Tasks.
a) According to the detection patterns text, what range of port numbers can go in the Port(s) field?
b) From the detection patterns text, copy the passage starting with "Specifying Detection Patterns" and going on through "using any offset.".

Reading text.
Specifying Detection Patterns in Basic Detectors
You can configure a custom application protocol detector to search application protocol packet headers for a particular pattern string. You can also configure detectors to search for multiple patterns; in that case the application protocol traffic must match all of the patterns for the detector to positively identify the application protocol.
Application protocol detectors can search for ASCII or hexadecimal patterns, using any offset.
Before you begin
-
Begin configuring your custom application protocol detector as described in Configuring Custom Application Detectors.
Procedure
Step 1 | On the Create Detector page, in the Detection Patterns section, click Add. | ||
Step 2 | Choose protocol type from the Application drop-down list. | ||
Step 3 | Choose pattern type from the Type drop-down list. | ||
Step 4 | Type a Pattern string that matches the Type you specified. | ||
Step 5 | Optionally, type the Offset (in bytes). | ||
Step 6 | Optionally, to identify application protocol traffic based on the port it uses, type a port from 1 to 65535 in the Port(s) field. To use multiple ports, separate them by commas. | ||
Step 7 | Click a Direction: Client or Server. | ||
Step 8 | Click OK.
|
What to do next
-
Continue configuring your custom application protocol detector as described in Configuring Custom Application Detectors. You must save and activate the detector before the system can use it to analyze traffic.

Dataset extract.
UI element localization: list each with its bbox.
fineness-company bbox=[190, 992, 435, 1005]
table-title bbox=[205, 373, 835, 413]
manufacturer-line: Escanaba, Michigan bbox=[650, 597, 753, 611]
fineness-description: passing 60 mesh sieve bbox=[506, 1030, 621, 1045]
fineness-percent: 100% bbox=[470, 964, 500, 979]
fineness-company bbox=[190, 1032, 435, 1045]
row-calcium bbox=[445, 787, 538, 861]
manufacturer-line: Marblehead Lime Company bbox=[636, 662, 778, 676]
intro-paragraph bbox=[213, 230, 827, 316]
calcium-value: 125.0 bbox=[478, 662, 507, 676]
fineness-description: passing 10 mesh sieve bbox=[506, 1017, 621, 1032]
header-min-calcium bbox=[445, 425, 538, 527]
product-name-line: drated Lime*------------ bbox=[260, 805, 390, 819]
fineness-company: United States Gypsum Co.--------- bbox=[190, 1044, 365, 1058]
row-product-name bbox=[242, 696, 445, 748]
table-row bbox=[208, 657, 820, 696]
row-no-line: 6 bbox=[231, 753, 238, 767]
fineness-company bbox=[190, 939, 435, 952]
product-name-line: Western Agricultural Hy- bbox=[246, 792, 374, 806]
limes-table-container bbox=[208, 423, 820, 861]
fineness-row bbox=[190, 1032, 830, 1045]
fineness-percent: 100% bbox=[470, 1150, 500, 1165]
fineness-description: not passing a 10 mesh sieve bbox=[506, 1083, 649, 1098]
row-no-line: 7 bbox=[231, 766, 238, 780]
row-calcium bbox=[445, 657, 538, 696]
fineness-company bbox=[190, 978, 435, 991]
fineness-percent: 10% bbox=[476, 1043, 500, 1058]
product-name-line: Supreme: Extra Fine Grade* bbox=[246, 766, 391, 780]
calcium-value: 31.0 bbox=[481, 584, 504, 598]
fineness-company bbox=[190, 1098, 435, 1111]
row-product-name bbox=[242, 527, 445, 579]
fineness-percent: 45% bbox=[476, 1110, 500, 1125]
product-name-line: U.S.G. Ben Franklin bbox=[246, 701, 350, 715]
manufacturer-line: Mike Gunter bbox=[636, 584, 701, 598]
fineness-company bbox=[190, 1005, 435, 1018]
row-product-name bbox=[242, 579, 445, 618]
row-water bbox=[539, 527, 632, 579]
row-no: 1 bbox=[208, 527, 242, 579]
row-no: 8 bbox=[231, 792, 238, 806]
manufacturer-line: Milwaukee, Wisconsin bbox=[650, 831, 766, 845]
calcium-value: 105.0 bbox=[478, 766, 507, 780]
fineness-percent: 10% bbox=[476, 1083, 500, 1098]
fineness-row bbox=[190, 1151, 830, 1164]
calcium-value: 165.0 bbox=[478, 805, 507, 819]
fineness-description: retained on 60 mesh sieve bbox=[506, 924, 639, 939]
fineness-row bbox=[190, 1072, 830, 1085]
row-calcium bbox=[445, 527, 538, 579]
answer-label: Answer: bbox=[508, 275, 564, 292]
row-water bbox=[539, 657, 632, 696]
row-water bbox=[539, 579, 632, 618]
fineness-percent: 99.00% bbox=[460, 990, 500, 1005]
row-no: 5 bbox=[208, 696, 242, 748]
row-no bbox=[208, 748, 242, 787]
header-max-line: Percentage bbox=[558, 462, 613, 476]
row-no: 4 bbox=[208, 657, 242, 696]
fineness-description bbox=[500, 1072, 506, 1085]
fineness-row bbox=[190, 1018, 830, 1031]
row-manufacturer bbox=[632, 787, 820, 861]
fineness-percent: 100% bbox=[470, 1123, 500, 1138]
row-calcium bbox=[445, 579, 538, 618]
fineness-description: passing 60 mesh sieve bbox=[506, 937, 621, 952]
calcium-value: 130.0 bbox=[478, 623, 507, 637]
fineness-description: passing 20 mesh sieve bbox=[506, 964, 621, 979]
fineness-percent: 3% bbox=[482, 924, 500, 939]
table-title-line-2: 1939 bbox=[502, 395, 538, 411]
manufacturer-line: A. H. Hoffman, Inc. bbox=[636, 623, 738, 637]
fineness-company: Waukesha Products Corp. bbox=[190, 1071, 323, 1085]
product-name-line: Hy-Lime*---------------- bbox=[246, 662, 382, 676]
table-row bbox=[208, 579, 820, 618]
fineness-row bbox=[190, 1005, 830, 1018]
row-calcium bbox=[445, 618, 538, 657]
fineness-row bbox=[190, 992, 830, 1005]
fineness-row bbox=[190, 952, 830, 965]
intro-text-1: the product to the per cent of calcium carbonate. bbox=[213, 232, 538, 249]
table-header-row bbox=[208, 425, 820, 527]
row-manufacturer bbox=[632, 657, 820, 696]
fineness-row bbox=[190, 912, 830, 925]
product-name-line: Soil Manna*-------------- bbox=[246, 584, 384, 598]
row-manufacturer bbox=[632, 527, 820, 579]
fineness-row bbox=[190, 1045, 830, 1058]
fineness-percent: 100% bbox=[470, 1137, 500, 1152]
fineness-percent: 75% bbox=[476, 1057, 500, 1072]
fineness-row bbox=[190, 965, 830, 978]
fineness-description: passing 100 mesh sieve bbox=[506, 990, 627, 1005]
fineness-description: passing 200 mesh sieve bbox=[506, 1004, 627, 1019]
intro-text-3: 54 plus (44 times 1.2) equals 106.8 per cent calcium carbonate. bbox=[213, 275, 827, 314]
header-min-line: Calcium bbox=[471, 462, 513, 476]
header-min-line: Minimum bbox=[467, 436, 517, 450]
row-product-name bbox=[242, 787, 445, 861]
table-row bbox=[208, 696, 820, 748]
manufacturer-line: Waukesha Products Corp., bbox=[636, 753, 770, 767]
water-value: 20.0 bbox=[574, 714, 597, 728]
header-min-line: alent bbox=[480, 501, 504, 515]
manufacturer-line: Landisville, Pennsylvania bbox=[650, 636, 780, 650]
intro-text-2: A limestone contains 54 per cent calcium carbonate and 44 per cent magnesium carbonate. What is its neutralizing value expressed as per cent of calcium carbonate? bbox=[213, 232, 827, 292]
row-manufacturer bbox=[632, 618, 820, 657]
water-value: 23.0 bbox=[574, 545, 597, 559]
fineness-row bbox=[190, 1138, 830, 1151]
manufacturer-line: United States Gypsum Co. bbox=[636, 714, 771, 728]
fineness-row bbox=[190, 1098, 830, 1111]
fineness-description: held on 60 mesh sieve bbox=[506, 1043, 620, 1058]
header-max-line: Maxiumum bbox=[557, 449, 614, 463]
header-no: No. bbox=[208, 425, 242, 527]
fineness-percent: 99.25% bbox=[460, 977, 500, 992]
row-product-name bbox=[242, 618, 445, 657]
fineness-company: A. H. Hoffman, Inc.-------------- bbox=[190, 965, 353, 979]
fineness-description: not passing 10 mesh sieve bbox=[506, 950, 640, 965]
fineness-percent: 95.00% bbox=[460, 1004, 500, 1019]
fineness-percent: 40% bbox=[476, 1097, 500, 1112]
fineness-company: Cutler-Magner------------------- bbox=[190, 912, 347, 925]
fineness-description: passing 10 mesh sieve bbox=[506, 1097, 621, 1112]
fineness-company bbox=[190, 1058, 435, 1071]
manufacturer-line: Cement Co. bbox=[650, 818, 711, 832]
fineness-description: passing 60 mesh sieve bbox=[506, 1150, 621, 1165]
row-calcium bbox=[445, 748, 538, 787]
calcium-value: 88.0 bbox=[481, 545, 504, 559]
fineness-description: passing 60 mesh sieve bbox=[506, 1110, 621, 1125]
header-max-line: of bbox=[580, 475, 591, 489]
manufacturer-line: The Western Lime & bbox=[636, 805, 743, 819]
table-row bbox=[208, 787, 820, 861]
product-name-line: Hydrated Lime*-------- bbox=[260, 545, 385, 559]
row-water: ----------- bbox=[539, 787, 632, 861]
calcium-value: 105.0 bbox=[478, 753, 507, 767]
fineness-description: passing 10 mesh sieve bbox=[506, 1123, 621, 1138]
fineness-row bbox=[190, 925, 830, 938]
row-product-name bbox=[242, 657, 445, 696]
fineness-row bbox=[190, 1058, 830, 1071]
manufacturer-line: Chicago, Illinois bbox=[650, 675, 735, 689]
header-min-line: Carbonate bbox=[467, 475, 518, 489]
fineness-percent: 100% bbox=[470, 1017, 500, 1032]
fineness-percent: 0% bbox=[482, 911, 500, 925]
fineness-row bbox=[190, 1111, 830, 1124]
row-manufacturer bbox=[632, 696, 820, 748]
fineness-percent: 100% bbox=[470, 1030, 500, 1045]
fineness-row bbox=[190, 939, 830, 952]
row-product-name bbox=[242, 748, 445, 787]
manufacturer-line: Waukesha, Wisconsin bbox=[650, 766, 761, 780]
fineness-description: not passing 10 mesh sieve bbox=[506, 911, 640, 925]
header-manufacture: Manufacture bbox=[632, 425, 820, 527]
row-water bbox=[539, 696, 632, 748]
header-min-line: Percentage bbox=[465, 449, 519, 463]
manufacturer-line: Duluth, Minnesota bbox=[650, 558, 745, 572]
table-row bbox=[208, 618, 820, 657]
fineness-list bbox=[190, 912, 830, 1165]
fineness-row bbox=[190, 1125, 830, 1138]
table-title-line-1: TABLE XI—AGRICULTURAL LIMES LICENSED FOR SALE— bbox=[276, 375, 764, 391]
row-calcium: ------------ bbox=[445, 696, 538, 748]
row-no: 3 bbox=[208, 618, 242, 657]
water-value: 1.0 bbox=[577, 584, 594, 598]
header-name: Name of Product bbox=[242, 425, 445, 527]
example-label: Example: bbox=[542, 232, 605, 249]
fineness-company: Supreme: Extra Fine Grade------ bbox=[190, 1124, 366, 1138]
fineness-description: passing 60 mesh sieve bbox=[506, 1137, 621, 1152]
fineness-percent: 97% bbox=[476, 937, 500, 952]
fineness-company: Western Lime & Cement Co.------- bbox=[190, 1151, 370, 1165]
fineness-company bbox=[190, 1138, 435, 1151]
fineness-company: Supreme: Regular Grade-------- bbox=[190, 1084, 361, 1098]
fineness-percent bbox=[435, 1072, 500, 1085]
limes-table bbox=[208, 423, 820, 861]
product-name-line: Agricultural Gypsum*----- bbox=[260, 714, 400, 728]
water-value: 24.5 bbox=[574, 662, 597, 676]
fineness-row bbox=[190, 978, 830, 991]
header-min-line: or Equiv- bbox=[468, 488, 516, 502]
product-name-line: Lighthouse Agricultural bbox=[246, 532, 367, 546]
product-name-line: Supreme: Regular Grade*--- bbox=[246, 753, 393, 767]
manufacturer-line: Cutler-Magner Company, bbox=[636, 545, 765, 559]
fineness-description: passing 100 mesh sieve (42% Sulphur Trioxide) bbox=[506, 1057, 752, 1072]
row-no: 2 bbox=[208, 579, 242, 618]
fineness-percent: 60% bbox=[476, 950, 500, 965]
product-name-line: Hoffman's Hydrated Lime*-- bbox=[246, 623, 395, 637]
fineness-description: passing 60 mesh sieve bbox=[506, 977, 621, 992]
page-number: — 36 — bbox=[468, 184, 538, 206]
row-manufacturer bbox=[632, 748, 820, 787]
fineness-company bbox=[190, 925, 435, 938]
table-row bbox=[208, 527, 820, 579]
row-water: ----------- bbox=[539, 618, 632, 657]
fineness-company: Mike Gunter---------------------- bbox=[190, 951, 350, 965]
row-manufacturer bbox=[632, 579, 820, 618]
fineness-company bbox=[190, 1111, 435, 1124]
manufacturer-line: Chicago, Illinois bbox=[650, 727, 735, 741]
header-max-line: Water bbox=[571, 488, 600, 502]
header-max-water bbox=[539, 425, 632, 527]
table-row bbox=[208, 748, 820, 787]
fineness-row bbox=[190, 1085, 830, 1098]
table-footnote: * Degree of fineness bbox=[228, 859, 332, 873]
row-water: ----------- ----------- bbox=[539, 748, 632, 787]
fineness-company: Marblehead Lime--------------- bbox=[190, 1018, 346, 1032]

Solutions.
a) A port from 1 to 65535.

b)
Specifying Detection Patterns in Basic Detectors
You can configure a custom application protocol detector to search application protocol packet headers for a particular pattern string. You can also configure detectors to search for multiple patterns; in that case the application protocol traffic must match all of the patterns for the detector to positively identify the application protocol.
Application protocol detectors can search for ASCII or hexadecimal patterns, using any offset.